• Extracted records:
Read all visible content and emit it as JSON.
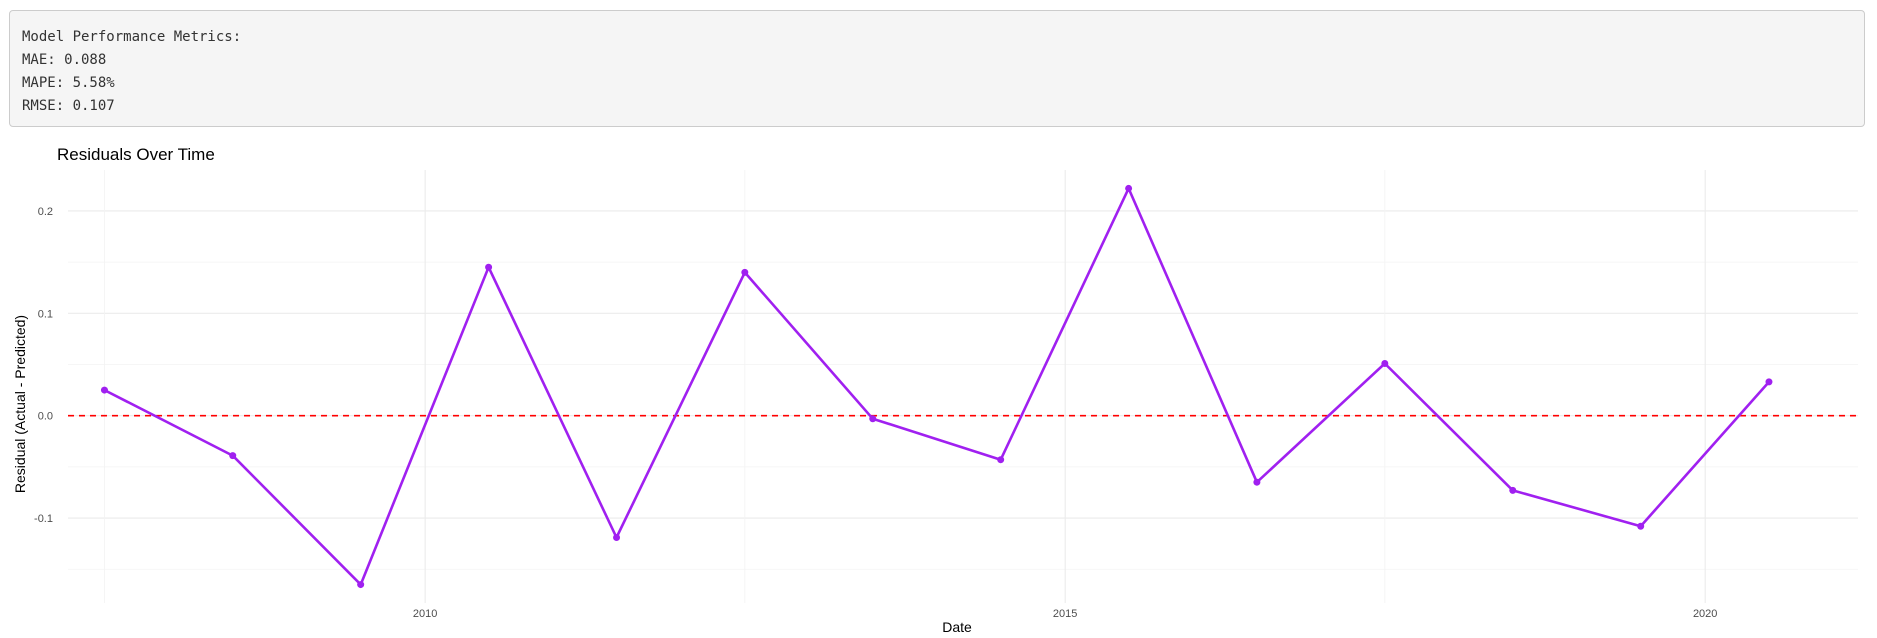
{
  "metrics": {
    "heading": "Model Performance Metrics:",
    "lines": [
      "MAE: 0.088",
      "MAPE: 5.58%",
      "RMSE: 0.107"
    ]
  },
  "chart_data": {
    "type": "line",
    "title": "Residuals Over Time",
    "xlabel": "Date",
    "ylabel": "Residual (Actual - Predicted)",
    "x_type": "date",
    "x": [
      "2007-07-01",
      "2008-07-01",
      "2009-07-01",
      "2010-07-01",
      "2011-07-01",
      "2012-07-01",
      "2013-07-01",
      "2014-07-01",
      "2015-07-01",
      "2016-07-01",
      "2017-07-01",
      "2018-07-01",
      "2019-07-01",
      "2020-07-01"
    ],
    "series": [
      {
        "values": [
          0.025,
          -0.039,
          -0.165,
          0.145,
          -0.119,
          0.14,
          -0.003,
          -0.043,
          0.222,
          -0.065,
          0.051,
          -0.073,
          -0.108,
          0.033
        ],
        "color": "#a020f0"
      }
    ],
    "reference_line": {
      "y": 0,
      "color": "#ff0000",
      "style": "dashed"
    },
    "xlim": [
      "2007-03-19",
      "2021-03-12"
    ],
    "ylim": [
      -0.183,
      0.24
    ],
    "x_ticks": [
      "2010",
      "2015",
      "2020"
    ],
    "y_ticks": [
      -0.1,
      0.0,
      0.1,
      0.2
    ],
    "y_tick_labels": [
      "-0.1",
      "0.0",
      "0.1",
      "0.2"
    ],
    "grid": true,
    "legend": "none"
  }
}
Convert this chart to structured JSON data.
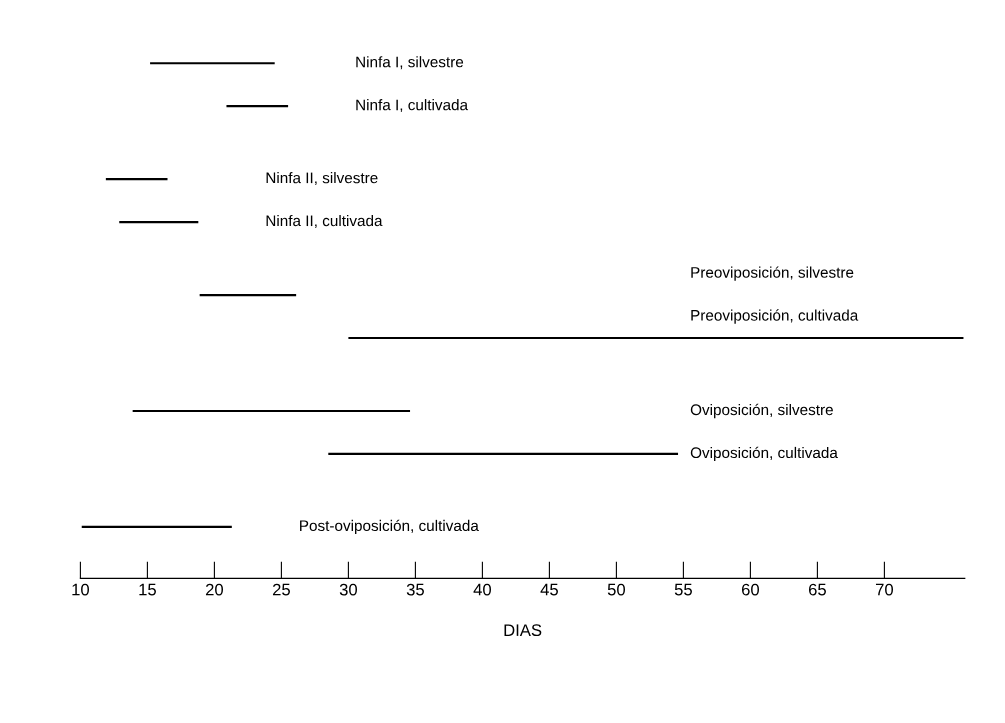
{
  "chart_data": {
    "type": "bar",
    "orientation": "horizontal",
    "xlabel": "DIAS",
    "categories": [
      "Ninfa I, silvestre",
      "Ninfa I, cultivada",
      "Ninfa II, silvestre",
      "Ninfa II, cultivada",
      "Preoviposición, silvestre",
      "Preoviposición, cultivada",
      "Oviposición, silvestre",
      "Oviposición, cultivada",
      "Post-oviposición, cultivada"
    ],
    "base": [
      15.2,
      20.9,
      11.9,
      12.9,
      18.9,
      30.0,
      13.9,
      28.5,
      10.1
    ],
    "values": [
      9.3,
      4.6,
      4.6,
      5.9,
      7.2,
      45.9,
      20.7,
      26.1,
      11.2
    ],
    "color": "#000000",
    "xlim": [
      10,
      76
    ],
    "xticks": [
      10,
      15,
      20,
      25,
      30,
      35,
      40,
      45,
      50,
      55,
      60,
      65,
      70
    ],
    "tick_labels": "x",
    "grid": false
  }
}
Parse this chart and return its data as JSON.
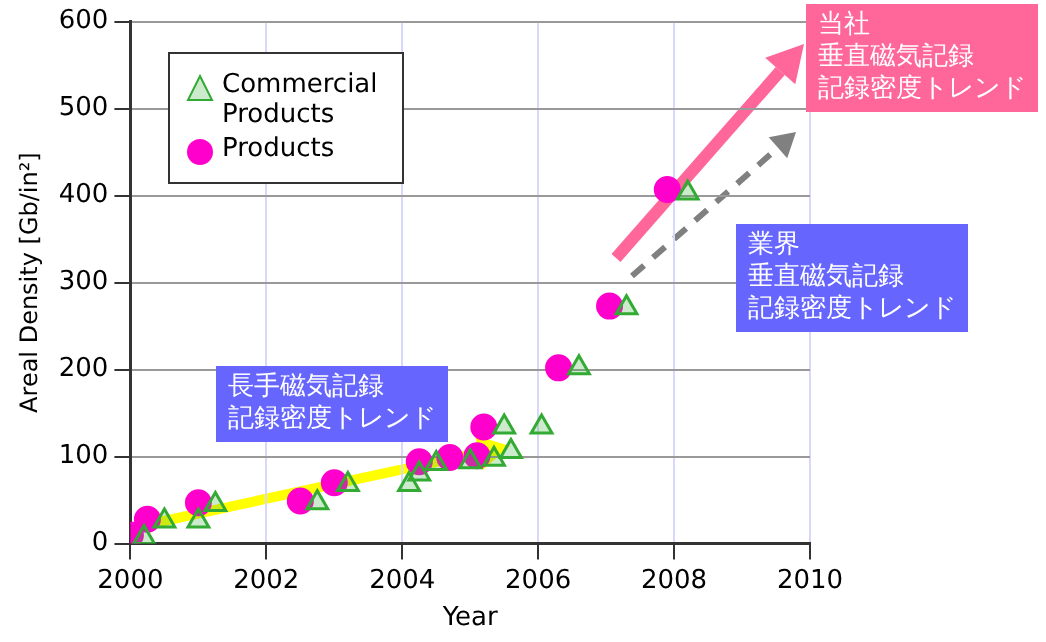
{
  "chart_data": {
    "type": "scatter",
    "xlabel": "Year",
    "ylabel": "Areal Density [Gb/in²]",
    "xlim": [
      2000,
      2010
    ],
    "xticks": [
      2000,
      2002,
      2004,
      2006,
      2008,
      2010
    ],
    "ylim": [
      0,
      600
    ],
    "yticks": [
      0,
      100,
      200,
      300,
      400,
      500,
      600
    ],
    "grid": true,
    "legend": "top left",
    "series": [
      {
        "name": "Commercial Products",
        "color": "#33aa33",
        "marker": "triangle",
        "x": [
          2000.2,
          2000.5,
          2001.0,
          2001.25,
          2002.75,
          2003.2,
          2004.1,
          2004.25,
          2004.5,
          2005.0,
          2005.35,
          2005.6,
          2005.5,
          2006.05,
          2006.6,
          2007.3,
          2008.2
        ],
        "values": [
          7,
          26,
          26,
          45,
          47,
          68,
          68,
          80,
          92,
          94,
          97,
          106,
          134,
          134,
          202,
          271,
          403
        ]
      },
      {
        "name": "Products",
        "color": "#ff00cc",
        "marker": "circle",
        "x": [
          2000.0,
          2000.25,
          2001.0,
          2002.5,
          2003.0,
          2004.25,
          2004.7,
          2005.1,
          2005.2,
          2006.3,
          2007.05,
          2007.9
        ],
        "values": [
          10,
          28,
          47,
          49,
          70,
          94,
          99,
          101,
          134,
          202,
          273,
          407
        ]
      }
    ],
    "annotations": [
      "長手磁気記録記録密度トレンド",
      "当社垂直磁気記録記録密度トレンド",
      "業界垂直磁気記録記録密度トレンド"
    ]
  }
}
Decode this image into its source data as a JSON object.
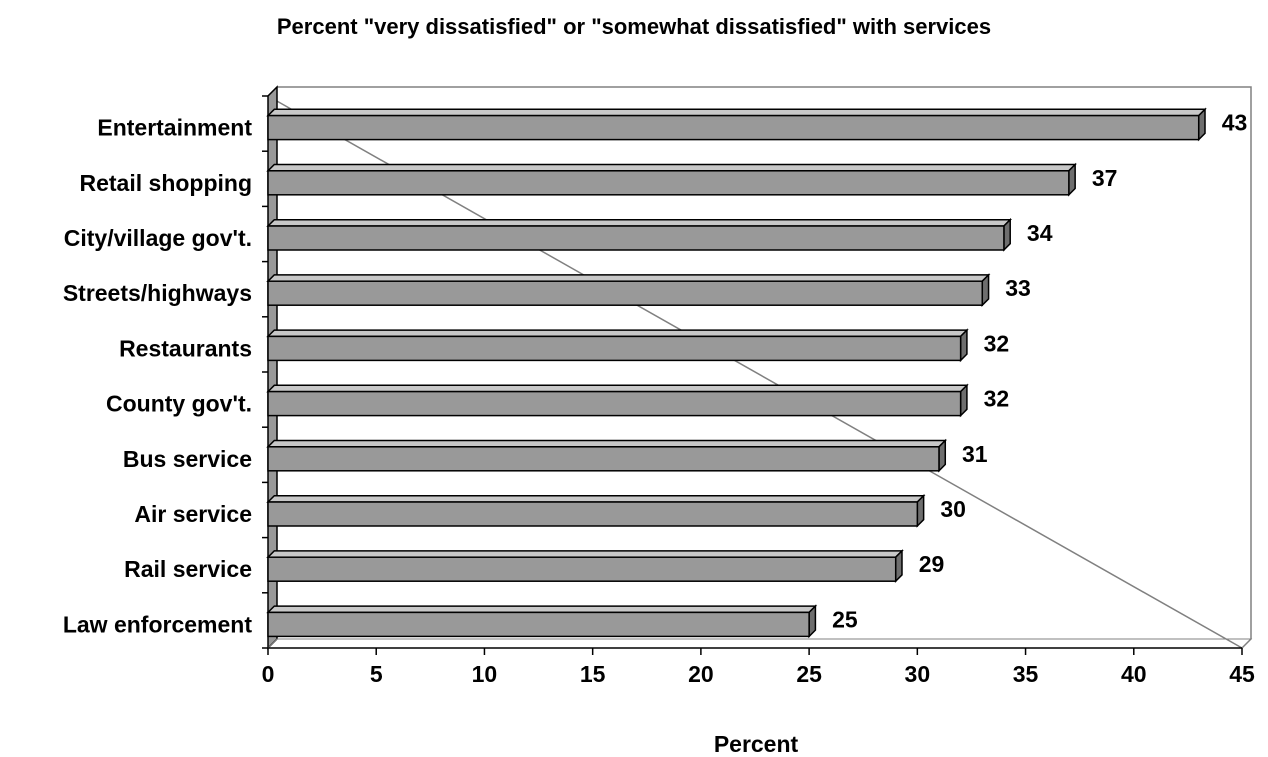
{
  "chart_data": {
    "type": "bar",
    "orientation": "horizontal",
    "title": "Percent \"very dissatisfied\" or \"somewhat dissatisfied\" with services",
    "xlabel": "Percent",
    "ylabel": "",
    "categories": [
      "Entertainment",
      "Retail shopping",
      "City/village gov't.",
      "Streets/highways",
      "Restaurants",
      "County gov't.",
      "Bus service",
      "Air service",
      "Rail service",
      "Law enforcement"
    ],
    "values": [
      43,
      37,
      34,
      33,
      32,
      32,
      31,
      30,
      29,
      25
    ],
    "data_labels": [
      "43",
      "37",
      "34",
      "33",
      "32",
      "32",
      "31",
      "30",
      "29",
      "25"
    ],
    "xlim": [
      0,
      45
    ],
    "xticks": [
      "0",
      "5",
      "10",
      "15",
      "20",
      "25",
      "30",
      "35",
      "40",
      "45"
    ],
    "grid": false,
    "legend": "none",
    "colors": {
      "bar_front": "#999999",
      "bar_top": "#c8c8c8",
      "bar_side": "#6e6e6e",
      "wall": "#999999",
      "outline": "#000000"
    }
  }
}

• Exercise:
Copy out every line holding the string "Products".

• Reply:
        "name": "Commercial Products",
        "name": "Products",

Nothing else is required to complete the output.